- _Dataset records_:

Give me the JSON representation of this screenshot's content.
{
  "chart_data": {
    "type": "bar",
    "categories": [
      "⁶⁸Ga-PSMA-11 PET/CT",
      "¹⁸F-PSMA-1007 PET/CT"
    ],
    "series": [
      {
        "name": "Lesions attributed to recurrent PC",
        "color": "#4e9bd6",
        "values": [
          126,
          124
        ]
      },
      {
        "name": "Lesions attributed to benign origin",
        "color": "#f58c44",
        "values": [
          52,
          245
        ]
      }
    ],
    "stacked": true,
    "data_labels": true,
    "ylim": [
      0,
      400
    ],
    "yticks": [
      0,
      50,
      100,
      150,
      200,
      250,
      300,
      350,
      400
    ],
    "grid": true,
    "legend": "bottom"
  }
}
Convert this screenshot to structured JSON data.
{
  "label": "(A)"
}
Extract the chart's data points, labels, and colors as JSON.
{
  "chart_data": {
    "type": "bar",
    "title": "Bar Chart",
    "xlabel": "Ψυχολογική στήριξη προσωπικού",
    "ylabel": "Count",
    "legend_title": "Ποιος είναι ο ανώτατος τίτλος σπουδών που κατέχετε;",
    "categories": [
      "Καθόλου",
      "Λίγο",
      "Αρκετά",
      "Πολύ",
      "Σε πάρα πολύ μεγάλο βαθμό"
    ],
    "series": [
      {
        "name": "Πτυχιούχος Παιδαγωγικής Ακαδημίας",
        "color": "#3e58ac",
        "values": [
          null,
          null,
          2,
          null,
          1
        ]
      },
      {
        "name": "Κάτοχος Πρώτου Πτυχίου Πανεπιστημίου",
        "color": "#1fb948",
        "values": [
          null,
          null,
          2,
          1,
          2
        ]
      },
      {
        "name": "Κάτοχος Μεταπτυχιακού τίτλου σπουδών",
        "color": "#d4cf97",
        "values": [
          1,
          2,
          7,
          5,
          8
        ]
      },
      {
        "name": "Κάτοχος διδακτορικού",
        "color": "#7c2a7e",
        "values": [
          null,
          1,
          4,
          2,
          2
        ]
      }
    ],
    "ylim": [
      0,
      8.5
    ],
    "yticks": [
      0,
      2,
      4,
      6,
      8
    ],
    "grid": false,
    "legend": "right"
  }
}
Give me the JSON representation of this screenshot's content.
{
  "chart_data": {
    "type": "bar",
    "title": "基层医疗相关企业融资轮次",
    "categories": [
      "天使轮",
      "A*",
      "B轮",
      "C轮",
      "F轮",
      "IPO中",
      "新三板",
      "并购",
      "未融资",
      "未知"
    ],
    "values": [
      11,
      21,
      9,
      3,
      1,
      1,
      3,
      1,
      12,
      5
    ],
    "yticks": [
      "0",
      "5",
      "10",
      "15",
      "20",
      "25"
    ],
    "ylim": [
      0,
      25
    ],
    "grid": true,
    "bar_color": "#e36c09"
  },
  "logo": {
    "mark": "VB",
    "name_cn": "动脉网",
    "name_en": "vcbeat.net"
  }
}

- _Task goal_:
Give only the number of lines in the records that include the word "attributed".

- _In response_:
2